Given instruction -> Keep only those lines of the records that include the string "Design".

Provided data ->

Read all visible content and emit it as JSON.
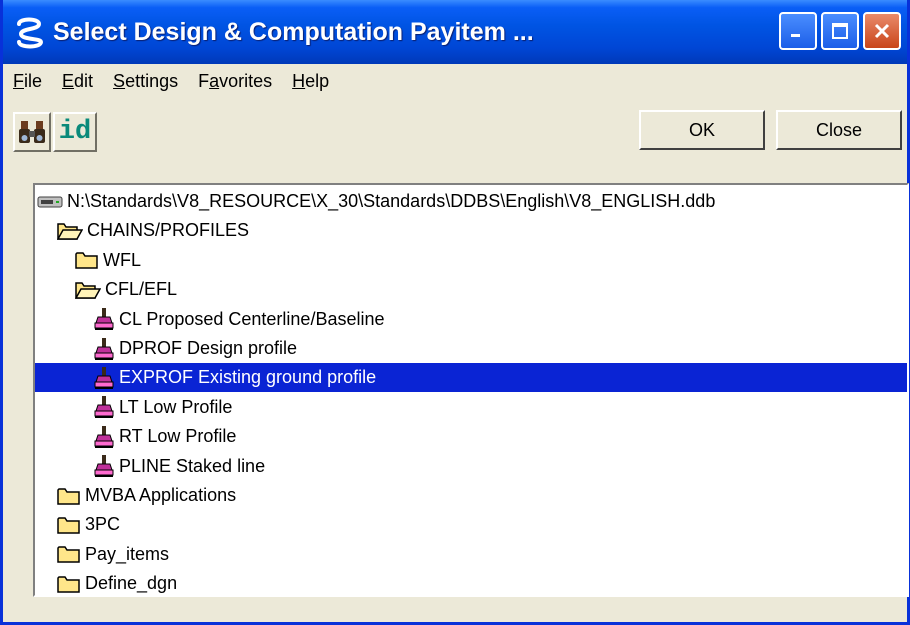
{
  "window": {
    "title": "Select Design & Computation Payitem ..."
  },
  "menu": {
    "items": [
      {
        "label": "File",
        "accel": "F"
      },
      {
        "label": "Edit",
        "accel": "E"
      },
      {
        "label": "Settings",
        "accel": "S"
      },
      {
        "label": "Favorites",
        "accel": "a"
      },
      {
        "label": "Help",
        "accel": "H"
      }
    ]
  },
  "toolbar": {
    "id_label": "id"
  },
  "buttons": {
    "ok": "OK",
    "close": "Close"
  },
  "tree": {
    "root": "N:\\Standards\\V8_RESOURCE\\X_30\\Standards\\DDBS\\English\\V8_ENGLISH.ddb",
    "items": [
      {
        "label": "CHAINS/PROFILES",
        "icon": "folder-open-icon",
        "level": 1,
        "selected": false
      },
      {
        "label": "WFL",
        "icon": "folder-icon",
        "level": 2,
        "selected": false
      },
      {
        "label": "CFL/EFL",
        "icon": "folder-open-icon",
        "level": 2,
        "selected": false
      },
      {
        "label": "CL Proposed Centerline/Baseline",
        "icon": "payitem-icon",
        "level": 3,
        "selected": false
      },
      {
        "label": "DPROF Design profile",
        "icon": "payitem-icon",
        "level": 3,
        "selected": false
      },
      {
        "label": "EXPROF Existing ground profile",
        "icon": "payitem-icon",
        "level": 3,
        "selected": true
      },
      {
        "label": "LT Low Profile",
        "icon": "payitem-icon",
        "level": 3,
        "selected": false
      },
      {
        "label": "RT Low Profile",
        "icon": "payitem-icon",
        "level": 3,
        "selected": false
      },
      {
        "label": "PLINE Staked line",
        "icon": "payitem-icon",
        "level": 3,
        "selected": false
      },
      {
        "label": "MVBA Applications",
        "icon": "folder-icon",
        "level": 1,
        "selected": false
      },
      {
        "label": "3PC",
        "icon": "folder-icon",
        "level": 1,
        "selected": false
      },
      {
        "label": "Pay_items",
        "icon": "folder-icon",
        "level": 1,
        "selected": false
      },
      {
        "label": "Define_dgn",
        "icon": "folder-icon",
        "level": 1,
        "selected": false
      }
    ]
  },
  "colors": {
    "selection": "#0a24d4",
    "titlebar": "#0054e3",
    "face": "#ece9d8"
  }
}
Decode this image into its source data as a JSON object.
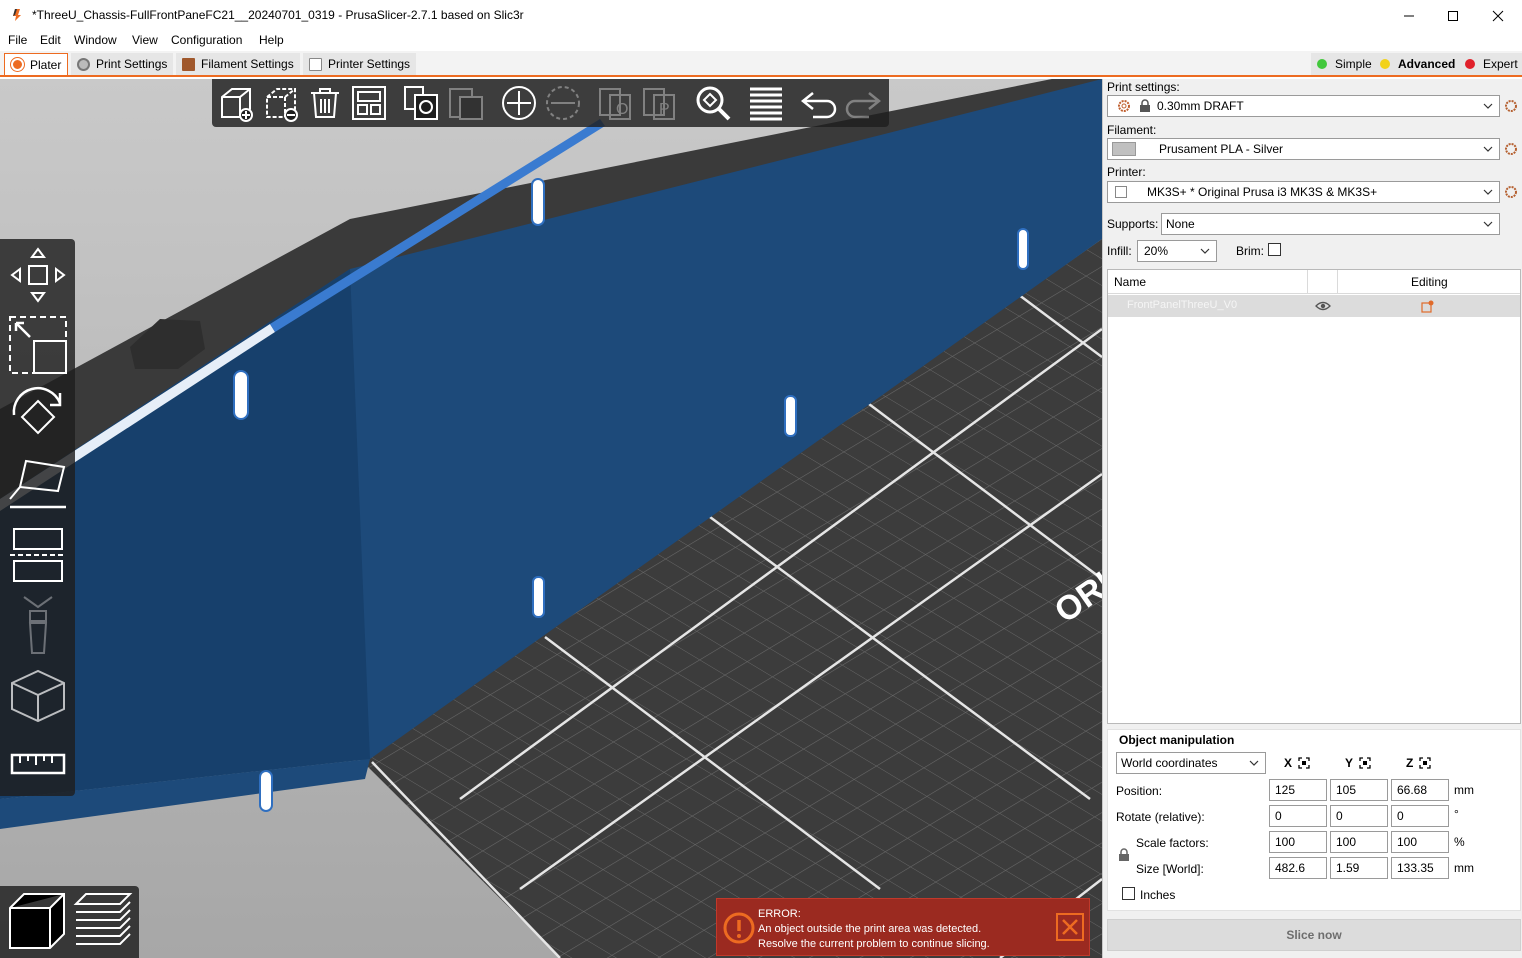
{
  "window": {
    "title": "*ThreeU_Chassis-FullFrontPaneFC21__20240701_0319 - PrusaSlicer-2.7.1 based on Slic3r"
  },
  "menu": [
    "File",
    "Edit",
    "Window",
    "View",
    "Configuration",
    "Help"
  ],
  "tabs": [
    "Plater",
    "Print Settings",
    "Filament Settings",
    "Printer Settings"
  ],
  "modes": {
    "simple": "Simple",
    "advanced": "Advanced",
    "expert": "Expert",
    "active": "Advanced"
  },
  "colors": {
    "accent": "#ed6b21",
    "model": "#1d4a7a",
    "bed": "#3c3c3c",
    "error_bg": "#9b2a20",
    "simple_dot": "#42c83c",
    "advanced_dot": "#f2d21a",
    "expert_dot": "#e0202a"
  },
  "top_toolbar_icons": [
    "add-icon",
    "delete-icon",
    "delete-all-icon",
    "arrange-icon",
    "copy-icon",
    "paste-icon",
    "add-instance-icon",
    "remove-instance-icon",
    "split-objects-icon",
    "split-parts-icon",
    "search-icon",
    "layers-editing-icon",
    "undo-icon",
    "redo-icon"
  ],
  "left_toolbar_icons": [
    "move-icon",
    "scale-icon",
    "rotate-icon",
    "place-on-face-icon",
    "cut-icon",
    "support-paint-icon",
    "seam-paint-icon",
    "measure-icon"
  ],
  "sidebar": {
    "print_settings_label": "Print settings:",
    "print_settings_value": "0.30mm DRAFT",
    "filament_label": "Filament:",
    "filament_value": "Prusament PLA - Silver",
    "printer_label": "Printer:",
    "printer_value": "MK3S+ * Original Prusa i3 MK3S & MK3S+",
    "supports_label": "Supports:",
    "supports_value": "None",
    "infill_label": "Infill:",
    "infill_value": "20%",
    "brim_label": "Brim:",
    "brim_checked": false
  },
  "object_list": {
    "col_name": "Name",
    "col_editing": "Editing",
    "items": [
      {
        "name": "FrontPanelThreeU_V0"
      }
    ]
  },
  "manipulation": {
    "title": "Object manipulation",
    "coord_system": "World coordinates",
    "axes": [
      "X",
      "Y",
      "Z"
    ],
    "position_label": "Position:",
    "position": [
      "125",
      "105",
      "66.68"
    ],
    "position_unit": "mm",
    "rotate_label": "Rotate (relative):",
    "rotate": [
      "0",
      "0",
      "0"
    ],
    "rotate_unit": "°",
    "scale_label": "Scale factors:",
    "scale": [
      "100",
      "100",
      "100"
    ],
    "scale_unit": "%",
    "size_label": "Size [World]:",
    "size": [
      "482.6",
      "1.59",
      "133.35"
    ],
    "size_unit": "mm",
    "inches_label": "Inches"
  },
  "slice_button": "Slice now",
  "error": {
    "heading": "ERROR:",
    "line1": "An object outside the print area was detected.",
    "line2": "Resolve the current problem to continue slicing."
  },
  "bed_text": "ORI"
}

The answer ->
    "title": "Select Design & Computation Payitem ..."
        "label": "DPROF Design profile",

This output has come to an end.